Lines containing the word "roku" are to be counted; state their number and nothing further.

▸ **Data extracted from a collection**
+ + + +
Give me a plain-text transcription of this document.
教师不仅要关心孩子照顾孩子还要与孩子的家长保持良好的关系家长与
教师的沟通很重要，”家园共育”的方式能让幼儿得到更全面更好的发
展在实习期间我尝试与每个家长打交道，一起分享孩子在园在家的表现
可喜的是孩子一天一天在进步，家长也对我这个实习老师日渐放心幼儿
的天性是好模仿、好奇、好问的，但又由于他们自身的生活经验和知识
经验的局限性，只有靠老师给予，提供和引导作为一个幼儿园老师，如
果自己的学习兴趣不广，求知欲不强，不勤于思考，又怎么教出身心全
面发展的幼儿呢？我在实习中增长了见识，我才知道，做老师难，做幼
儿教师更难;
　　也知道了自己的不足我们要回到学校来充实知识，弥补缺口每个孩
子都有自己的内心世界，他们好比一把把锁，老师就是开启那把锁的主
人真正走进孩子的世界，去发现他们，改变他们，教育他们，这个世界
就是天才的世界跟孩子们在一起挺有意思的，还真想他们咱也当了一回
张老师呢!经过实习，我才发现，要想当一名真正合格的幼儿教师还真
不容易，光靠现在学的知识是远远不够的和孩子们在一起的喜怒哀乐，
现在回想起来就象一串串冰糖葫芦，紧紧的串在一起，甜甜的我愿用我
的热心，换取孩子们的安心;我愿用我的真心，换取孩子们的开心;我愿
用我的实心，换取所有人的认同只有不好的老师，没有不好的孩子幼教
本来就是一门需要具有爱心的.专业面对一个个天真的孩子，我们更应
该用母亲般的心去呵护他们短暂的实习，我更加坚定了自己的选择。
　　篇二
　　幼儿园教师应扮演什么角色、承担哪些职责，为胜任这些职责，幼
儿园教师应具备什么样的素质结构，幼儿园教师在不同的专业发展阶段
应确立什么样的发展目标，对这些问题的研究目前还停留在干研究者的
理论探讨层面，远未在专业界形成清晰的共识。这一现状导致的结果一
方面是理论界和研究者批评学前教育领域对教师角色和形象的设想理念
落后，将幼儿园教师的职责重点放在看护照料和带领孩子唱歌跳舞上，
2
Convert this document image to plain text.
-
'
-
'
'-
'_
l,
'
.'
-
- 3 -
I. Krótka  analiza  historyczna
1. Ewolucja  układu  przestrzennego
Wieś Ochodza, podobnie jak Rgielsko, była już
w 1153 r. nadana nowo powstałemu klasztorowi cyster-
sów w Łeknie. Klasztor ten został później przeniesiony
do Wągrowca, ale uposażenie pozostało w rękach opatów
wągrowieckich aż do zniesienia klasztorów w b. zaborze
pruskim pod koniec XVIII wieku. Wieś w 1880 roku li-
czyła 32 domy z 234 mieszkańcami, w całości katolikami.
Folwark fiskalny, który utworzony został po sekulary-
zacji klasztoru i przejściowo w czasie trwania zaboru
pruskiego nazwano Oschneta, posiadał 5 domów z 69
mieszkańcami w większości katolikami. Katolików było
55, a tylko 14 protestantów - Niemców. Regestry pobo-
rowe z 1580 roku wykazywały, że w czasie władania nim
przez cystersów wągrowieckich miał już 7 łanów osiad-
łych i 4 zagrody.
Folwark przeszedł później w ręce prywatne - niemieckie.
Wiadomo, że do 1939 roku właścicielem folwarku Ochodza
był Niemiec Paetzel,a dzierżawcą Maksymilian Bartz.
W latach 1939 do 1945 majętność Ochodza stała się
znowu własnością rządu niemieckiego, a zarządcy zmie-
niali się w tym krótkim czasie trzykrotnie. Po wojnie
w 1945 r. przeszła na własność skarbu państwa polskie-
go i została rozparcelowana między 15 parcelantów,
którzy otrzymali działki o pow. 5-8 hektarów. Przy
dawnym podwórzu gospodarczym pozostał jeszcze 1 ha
+ + + +
▸ **PROBLEM SOLUTION**
3